Directives →
a) In two sentences, summarize the review of Episode 17 of "Sputnik: Orbiting the World with George Galloway."
b) Continue the review of Episode 17 of "Sputnik: Orbiting the World with George Galloway" from where it stops.

A tale of two countries, the question of independence and misrepresentation of the truth on “Sputnik: Orbiting the World with George Galloway (Episode 17)”

George Galloway and Gayatri Pertiwi, “Sputnik: Orbiting the World with George Galloway (Episode 17)” (RT.com, 8 March 2014)

I haven’t been following this weekly series of interviews since December 2013 – I made up my mind to tune in only if someone of interest featured on the show – and Episode 17 piqued my interest as it features RT.com legal commentator Alexander Mercouris giving his opinion and insights on the Western media’s presentation of events in Ukraine since November 2013. As a visitor to and commenter on Russia-related blogs The Kremlin Stooge and Da Russophile, I’ve come across Mercouris’s comments on many topics that the blog authors and their guests post and have occasionally conversed with Mercouris myself. If this background means of course that I’m biased in my assessment of this episode, then so be it: at this point in time, I think it impossible to be impartial on the events in Ukraine and how they are being interpreted in the Western press, if one believes that the role of the media is not only to report accurately on events as they occur but also strive for truth and be an advocate for those whose interests are not served or enhanced by violent seizures of power from legitimately elected governments (no matter how incompetent and corrupt those governments may be) by groups who pretend to be one thing but serve hidden masters and agendas.

[Labeled box records]

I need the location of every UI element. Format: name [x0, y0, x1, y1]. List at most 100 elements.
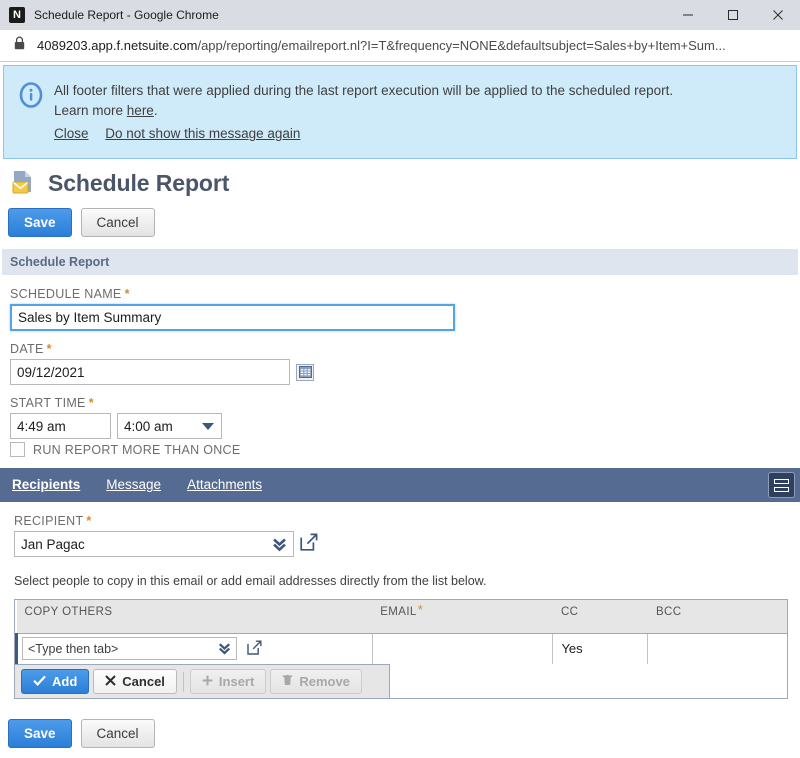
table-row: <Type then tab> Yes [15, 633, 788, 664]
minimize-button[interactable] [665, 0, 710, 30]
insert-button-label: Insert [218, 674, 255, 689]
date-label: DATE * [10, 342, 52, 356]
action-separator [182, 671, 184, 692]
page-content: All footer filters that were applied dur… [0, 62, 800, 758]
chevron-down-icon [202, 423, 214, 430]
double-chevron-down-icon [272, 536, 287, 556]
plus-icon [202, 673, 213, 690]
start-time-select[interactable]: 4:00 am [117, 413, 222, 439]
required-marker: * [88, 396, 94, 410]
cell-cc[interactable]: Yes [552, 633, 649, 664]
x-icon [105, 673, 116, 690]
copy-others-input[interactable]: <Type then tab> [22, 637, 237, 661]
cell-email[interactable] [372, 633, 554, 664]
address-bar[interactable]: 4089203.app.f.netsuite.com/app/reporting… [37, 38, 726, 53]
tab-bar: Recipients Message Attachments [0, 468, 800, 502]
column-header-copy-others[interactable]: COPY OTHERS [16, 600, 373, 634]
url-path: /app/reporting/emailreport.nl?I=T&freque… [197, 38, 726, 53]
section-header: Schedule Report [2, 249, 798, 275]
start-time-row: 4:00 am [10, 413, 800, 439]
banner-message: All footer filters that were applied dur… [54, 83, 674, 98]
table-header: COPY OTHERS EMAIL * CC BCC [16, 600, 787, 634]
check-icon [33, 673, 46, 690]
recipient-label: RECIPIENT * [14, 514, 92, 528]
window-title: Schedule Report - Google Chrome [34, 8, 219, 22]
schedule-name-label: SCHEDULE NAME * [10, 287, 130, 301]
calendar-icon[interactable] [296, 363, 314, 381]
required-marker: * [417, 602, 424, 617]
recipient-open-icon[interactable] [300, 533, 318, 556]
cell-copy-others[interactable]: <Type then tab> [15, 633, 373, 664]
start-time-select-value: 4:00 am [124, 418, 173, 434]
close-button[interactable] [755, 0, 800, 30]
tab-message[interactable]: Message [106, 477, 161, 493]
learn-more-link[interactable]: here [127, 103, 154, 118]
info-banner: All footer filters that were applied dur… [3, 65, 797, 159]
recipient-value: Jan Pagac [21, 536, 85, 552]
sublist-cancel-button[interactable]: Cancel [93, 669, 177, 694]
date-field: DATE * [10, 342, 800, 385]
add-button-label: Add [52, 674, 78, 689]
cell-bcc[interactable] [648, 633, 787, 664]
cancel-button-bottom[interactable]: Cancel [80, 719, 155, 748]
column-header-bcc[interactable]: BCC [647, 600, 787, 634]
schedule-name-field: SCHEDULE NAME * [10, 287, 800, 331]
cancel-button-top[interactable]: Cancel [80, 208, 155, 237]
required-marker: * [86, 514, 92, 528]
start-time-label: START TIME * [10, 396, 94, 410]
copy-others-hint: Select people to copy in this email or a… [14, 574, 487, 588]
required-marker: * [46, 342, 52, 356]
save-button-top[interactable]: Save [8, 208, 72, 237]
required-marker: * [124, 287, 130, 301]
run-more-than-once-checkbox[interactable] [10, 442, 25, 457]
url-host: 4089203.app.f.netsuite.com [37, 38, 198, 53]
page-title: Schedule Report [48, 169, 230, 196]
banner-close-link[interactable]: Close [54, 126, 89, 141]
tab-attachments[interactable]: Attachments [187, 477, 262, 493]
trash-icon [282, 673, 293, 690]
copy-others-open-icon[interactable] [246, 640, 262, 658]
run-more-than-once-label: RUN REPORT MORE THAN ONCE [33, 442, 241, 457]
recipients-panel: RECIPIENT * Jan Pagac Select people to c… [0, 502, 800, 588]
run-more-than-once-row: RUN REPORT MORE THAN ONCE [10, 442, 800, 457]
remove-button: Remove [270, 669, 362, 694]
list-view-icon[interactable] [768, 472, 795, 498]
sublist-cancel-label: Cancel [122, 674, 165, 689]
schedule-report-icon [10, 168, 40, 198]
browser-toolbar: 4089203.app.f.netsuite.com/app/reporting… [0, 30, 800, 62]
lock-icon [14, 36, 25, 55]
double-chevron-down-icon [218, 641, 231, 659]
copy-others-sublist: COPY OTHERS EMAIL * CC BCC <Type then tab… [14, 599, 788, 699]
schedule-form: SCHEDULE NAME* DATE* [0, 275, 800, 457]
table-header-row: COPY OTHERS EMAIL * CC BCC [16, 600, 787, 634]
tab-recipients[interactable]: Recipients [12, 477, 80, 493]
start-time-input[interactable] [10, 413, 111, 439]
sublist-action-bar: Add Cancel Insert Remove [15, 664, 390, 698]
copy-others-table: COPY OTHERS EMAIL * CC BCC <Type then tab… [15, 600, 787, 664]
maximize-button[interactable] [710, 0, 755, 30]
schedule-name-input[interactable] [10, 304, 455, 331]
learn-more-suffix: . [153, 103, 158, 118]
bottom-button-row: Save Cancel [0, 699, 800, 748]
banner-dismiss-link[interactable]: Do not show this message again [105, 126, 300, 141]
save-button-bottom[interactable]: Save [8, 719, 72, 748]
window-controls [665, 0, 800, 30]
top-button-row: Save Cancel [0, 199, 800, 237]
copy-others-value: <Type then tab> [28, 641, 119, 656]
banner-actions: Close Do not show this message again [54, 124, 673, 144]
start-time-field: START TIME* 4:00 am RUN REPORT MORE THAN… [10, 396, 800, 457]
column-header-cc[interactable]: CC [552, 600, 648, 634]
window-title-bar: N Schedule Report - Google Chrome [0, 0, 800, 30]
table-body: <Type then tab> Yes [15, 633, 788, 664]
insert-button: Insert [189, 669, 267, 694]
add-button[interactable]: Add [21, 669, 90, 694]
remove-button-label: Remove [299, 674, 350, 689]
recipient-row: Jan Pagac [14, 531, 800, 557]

Expected outputs →
a) The writer stopped following the weekly interview series after December 2013 and tuned in to Episode 17 only because it features RT.com legal commentator Alexander Mercouris discussing how the Western media have presented events in Ukraine since November 2013. Familiar with Mercouris from the blogs The Kremlin Stooge and Da Russophile, the writer accepts being biased and argues that impartiality on Ukraine and its Western press coverage is impossible for anyone who believes the media should strive for truth and speak for those harmed by violent seizures of power from legitimately elected governments.

b)
Mercouris is a clear-voiced and articulate speaker who is easy to follow, thanks to his careful arguments which are evidence of his ability and legal experience in analysing complex issues. Galloway’s interview of Mercouris focuses largely on the telephone conversation between Baroness Ashton, chief foreign envoy of the European Union, and Estonian Foreign Minister Urmas Paet who at the time of their conversation had just returned from a fact-finding mission about the demonstrations and shootings on the Maidan in Kyiv over February and March in 2014. In their conversation (hacked and made public by Russian hackers), Paet speaks of talking to a woman doctor who is not identified in the conversation but is known to be Dr Olga Bogomolets, a pro-Maidan supporter, about the attacks on the Maidan demonstrators by unknown snipers on 22 February 2014. Bogomolets mentions that she treated both the police and some of the demonstrators for bullet wounds and noted that the bullets that hit the police were similar to those that hit the demonstrators: an indication that the bullets came from the same fire-arms.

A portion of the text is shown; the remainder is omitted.